Layout region records
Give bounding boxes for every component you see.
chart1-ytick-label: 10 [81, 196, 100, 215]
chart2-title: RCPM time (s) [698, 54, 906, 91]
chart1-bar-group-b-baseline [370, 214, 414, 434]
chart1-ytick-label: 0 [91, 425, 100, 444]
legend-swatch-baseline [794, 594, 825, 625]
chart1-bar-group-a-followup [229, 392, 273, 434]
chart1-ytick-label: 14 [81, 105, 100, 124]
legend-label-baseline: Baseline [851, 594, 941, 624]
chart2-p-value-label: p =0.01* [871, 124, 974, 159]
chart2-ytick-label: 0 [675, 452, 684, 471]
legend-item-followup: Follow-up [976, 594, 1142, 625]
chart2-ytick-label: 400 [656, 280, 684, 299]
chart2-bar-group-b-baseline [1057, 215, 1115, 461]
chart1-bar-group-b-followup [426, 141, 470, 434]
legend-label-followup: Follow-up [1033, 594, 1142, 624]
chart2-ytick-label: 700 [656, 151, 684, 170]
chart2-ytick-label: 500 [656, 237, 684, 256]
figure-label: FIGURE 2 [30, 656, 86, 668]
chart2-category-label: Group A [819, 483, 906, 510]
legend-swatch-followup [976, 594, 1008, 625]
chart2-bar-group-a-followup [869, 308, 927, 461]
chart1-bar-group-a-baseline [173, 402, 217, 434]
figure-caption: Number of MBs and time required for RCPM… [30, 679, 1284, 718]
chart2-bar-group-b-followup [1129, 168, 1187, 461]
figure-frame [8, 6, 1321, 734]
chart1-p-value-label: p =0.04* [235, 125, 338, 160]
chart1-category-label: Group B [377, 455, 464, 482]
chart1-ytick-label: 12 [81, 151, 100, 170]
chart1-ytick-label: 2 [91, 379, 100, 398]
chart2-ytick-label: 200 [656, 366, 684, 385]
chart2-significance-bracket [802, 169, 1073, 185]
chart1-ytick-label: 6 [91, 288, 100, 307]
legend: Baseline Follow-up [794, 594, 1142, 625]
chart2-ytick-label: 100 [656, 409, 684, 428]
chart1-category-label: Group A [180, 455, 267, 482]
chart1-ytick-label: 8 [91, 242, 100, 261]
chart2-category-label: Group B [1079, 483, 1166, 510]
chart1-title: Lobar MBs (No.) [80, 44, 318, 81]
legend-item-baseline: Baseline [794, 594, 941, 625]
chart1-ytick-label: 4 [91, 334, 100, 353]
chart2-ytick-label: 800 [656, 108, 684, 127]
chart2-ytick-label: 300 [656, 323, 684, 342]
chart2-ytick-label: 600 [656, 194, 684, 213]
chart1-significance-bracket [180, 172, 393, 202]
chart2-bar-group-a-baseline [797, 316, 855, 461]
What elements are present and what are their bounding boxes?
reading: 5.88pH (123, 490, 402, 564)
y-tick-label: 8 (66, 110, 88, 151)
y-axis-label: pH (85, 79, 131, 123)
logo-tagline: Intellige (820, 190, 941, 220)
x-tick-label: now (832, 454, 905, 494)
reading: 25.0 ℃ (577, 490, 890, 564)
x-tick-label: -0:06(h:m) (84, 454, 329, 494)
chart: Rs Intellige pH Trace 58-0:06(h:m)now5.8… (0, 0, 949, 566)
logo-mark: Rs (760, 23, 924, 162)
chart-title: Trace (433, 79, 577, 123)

TASK PROMPT >> Duplicate the material word for word, starting at its first line and stopping after the line that contains "chart1-bar-group-a-followup [229, 392, 273, 434]".

SOLUTION TO THIS TASK >>
Give bounding boxes for every component you see.
chart1-ytick-label: 10 [81, 196, 100, 215]
chart2-title: RCPM time (s) [698, 54, 906, 91]
chart1-bar-group-b-baseline [370, 214, 414, 434]
chart1-ytick-label: 0 [91, 425, 100, 444]
legend-swatch-baseline [794, 594, 825, 625]
chart1-bar-group-a-followup [229, 392, 273, 434]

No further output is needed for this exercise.